** START OF DATA TO USE **

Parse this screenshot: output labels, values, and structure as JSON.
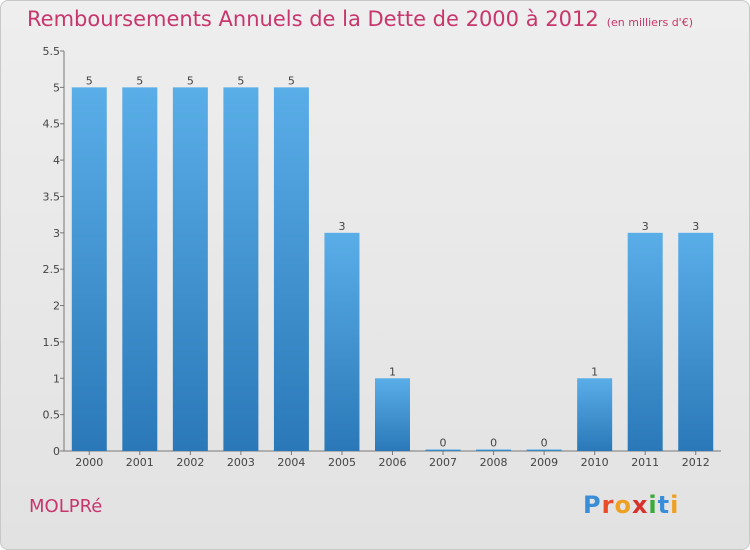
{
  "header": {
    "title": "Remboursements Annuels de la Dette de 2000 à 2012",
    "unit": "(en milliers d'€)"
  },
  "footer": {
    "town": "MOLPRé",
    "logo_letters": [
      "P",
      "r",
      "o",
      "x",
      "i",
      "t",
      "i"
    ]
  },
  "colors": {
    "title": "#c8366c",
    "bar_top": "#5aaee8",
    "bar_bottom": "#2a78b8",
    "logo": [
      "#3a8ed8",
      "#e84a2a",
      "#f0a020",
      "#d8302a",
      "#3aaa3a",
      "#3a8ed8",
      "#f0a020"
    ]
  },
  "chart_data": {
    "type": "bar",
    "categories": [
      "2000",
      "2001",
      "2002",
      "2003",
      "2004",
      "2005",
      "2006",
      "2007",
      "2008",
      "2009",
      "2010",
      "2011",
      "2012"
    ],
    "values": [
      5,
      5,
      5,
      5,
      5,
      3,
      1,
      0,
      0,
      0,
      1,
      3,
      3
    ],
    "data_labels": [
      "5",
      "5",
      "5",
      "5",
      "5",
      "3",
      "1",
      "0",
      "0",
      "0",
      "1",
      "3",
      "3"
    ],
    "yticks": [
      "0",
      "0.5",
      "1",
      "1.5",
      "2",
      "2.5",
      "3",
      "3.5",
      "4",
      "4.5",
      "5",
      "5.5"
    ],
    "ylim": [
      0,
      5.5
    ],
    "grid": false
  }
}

** END OF DATA TO USE **
** START OF DATA TO USE **

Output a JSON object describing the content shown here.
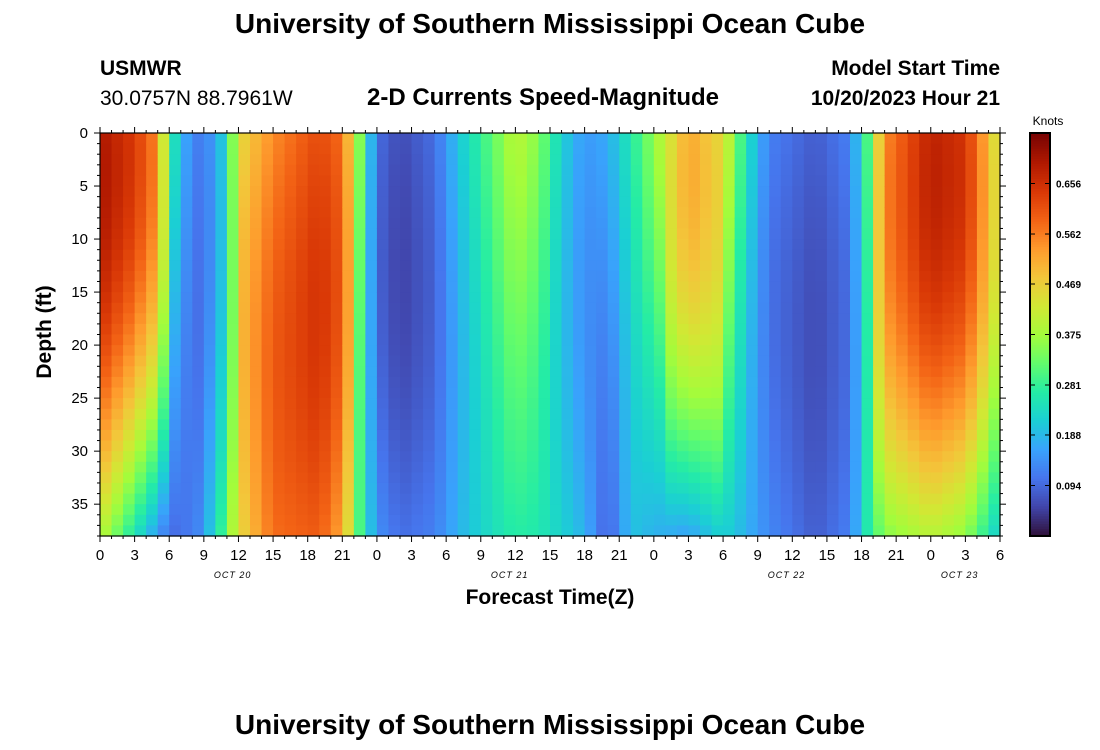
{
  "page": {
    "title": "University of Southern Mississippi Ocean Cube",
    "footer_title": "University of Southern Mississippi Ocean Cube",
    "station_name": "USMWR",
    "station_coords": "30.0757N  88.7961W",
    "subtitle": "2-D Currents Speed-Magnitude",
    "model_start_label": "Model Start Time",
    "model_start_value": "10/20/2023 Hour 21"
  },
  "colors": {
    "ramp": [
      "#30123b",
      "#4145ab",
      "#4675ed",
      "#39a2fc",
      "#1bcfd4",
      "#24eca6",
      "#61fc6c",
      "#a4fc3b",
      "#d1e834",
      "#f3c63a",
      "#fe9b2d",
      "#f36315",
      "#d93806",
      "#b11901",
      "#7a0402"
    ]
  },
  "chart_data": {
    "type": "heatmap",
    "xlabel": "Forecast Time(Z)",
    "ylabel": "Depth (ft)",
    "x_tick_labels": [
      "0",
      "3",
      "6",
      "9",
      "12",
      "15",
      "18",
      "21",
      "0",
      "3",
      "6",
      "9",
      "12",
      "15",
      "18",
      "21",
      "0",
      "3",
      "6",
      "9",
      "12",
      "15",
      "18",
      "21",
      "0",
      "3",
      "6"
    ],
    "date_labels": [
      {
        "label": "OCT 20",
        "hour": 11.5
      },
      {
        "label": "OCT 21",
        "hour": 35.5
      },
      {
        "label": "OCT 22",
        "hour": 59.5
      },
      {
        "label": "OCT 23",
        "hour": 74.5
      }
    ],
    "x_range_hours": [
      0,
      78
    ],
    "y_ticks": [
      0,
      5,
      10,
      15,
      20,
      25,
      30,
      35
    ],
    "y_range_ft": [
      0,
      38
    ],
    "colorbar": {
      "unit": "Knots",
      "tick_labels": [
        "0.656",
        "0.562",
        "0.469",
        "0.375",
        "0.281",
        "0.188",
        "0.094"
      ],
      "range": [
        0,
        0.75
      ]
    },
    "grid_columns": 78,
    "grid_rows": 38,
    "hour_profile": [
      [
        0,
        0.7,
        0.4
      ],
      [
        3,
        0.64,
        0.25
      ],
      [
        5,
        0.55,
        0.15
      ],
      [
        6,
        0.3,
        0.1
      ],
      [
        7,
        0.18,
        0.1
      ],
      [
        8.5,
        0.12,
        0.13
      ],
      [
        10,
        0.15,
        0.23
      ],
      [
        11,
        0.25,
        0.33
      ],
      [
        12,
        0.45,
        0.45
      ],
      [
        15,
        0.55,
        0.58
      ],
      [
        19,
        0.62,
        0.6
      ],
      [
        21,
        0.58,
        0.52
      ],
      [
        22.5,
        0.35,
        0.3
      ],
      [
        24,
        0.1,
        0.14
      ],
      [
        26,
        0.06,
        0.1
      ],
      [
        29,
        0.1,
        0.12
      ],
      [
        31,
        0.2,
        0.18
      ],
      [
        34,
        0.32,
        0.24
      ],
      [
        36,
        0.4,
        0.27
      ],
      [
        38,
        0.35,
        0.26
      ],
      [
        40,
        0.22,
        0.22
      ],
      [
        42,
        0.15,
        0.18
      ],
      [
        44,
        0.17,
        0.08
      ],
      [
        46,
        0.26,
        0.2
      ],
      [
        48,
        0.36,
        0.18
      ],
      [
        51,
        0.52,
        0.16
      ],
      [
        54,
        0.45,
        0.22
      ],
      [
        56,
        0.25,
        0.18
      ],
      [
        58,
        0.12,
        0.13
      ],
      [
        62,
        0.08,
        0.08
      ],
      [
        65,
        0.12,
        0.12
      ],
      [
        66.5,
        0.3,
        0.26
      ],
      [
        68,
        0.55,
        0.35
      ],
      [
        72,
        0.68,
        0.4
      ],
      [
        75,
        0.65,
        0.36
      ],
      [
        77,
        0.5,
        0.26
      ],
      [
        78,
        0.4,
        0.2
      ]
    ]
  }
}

** END OF DATA TO USE **
** START OF DATA TO USE **

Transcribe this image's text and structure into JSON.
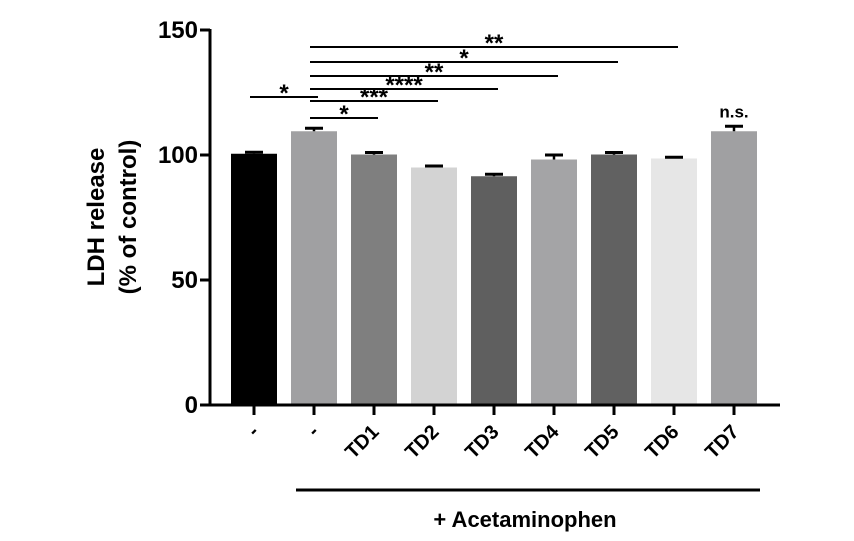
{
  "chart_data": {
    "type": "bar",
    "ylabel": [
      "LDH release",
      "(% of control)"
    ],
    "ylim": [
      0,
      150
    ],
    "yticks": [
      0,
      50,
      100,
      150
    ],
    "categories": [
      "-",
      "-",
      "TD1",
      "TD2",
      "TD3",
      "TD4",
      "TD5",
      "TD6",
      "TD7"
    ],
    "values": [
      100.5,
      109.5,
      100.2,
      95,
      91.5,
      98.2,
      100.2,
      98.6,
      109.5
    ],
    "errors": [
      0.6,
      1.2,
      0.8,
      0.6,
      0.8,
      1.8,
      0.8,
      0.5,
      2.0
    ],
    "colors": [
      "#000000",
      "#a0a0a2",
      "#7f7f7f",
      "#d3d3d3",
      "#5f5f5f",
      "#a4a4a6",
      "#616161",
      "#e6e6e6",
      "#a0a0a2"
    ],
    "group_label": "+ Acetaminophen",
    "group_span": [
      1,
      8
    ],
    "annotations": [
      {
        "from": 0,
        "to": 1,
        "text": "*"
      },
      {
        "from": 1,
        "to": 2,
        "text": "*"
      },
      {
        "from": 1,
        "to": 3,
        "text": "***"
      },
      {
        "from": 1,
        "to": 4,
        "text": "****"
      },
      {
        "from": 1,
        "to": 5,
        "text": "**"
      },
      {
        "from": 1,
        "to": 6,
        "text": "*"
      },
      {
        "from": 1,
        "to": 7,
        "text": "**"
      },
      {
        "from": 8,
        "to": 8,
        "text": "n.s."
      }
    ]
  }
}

** END OF DATA TO USE **

> WHAT IS ASKED
Return a copy of every line that includes the word "Time".

> SOLUTION FOR THIS EXERCISE
    "model_start_label": "Model Start Time",
    "xlabel": "Forecast Time(Z)",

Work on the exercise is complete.